Task to complete ::
Using the passage about The Tao of Physics, answer these questions:
(a) In what month and year was The Tao of Physics completed?
(b) In what year did the second edition come out?
(c) Which other book on the same topic does the passage single out?

Text passage ::
━━━━━━━━━━━━━━━━━━━━

The Tao of Physics was completed in December 1974, and the implications of the November Revolution one month earlier that led to the dramatic confirmations of the standard-model quantum field theory clearly had not sunk in for Capra (like many others at that time). What is harder to understand is that the book has now gone through several editions, and in each of them Capra has left intact the now out-of-date physics, including new forewords and afterwords that with a straight face deny what has happened. The foreword to the second edition of 1983 claims, "It has been very gratifying for me that none of these recent developments has invalidated anything I wrote seven years ago. In fact, most of them were anticipated in the original edition," a statement far from any relation to the reality that in 1983 the standard model was nearly universally accepted in the physics community, and the bootstrap theory was a dead idea ... Even now, Capra's book, with its nutty denials of what has happened in particle theory, can be found selling well at every major bookstore. It has been joined by some other books on the same topic, most notably Gary Zukav's The Dancing Wu-Li Masters. The bootstrap philosophy, despite its complete failure as a physical theory, lives on as part of an embarrassing New Age cult, with its followers refusing to acknowledge what has happened.

━━━━━━━━━━━━━━━━━━━━

Stored data ::
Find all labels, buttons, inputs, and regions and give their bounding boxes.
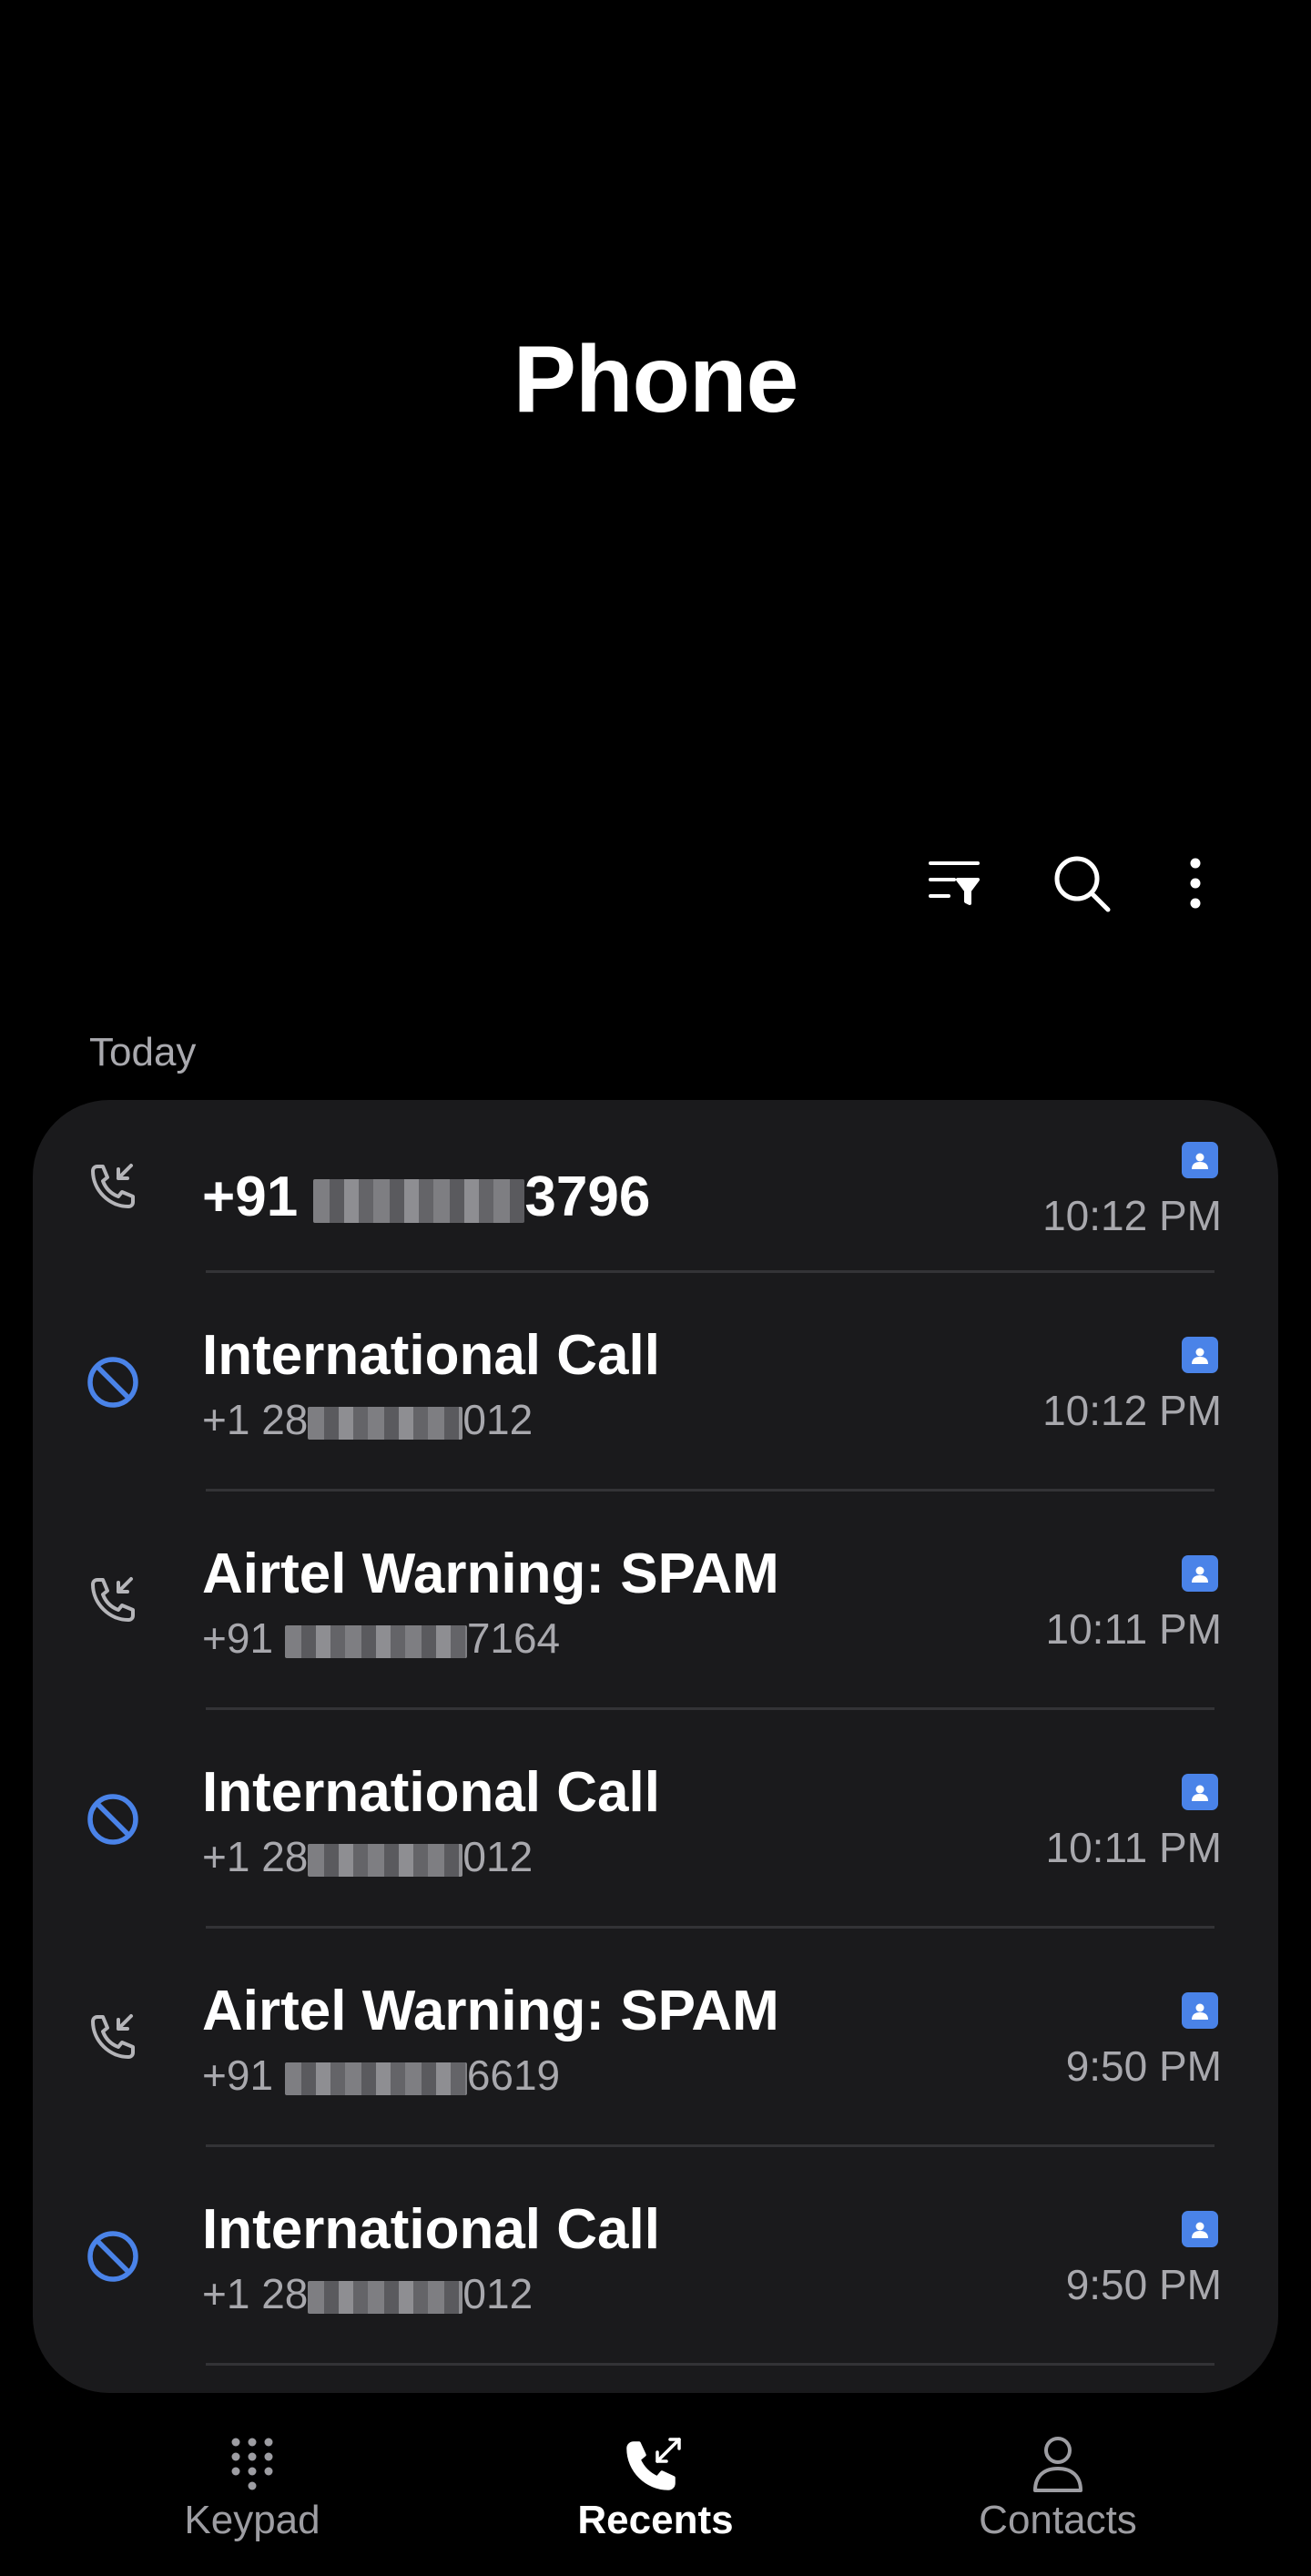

━━━━━━━━━━━━━━━━━━━━

Task response ::
(a) December 1974
(b) 1983
(c) Gary Zukav's The Dancing Wu-Li Masters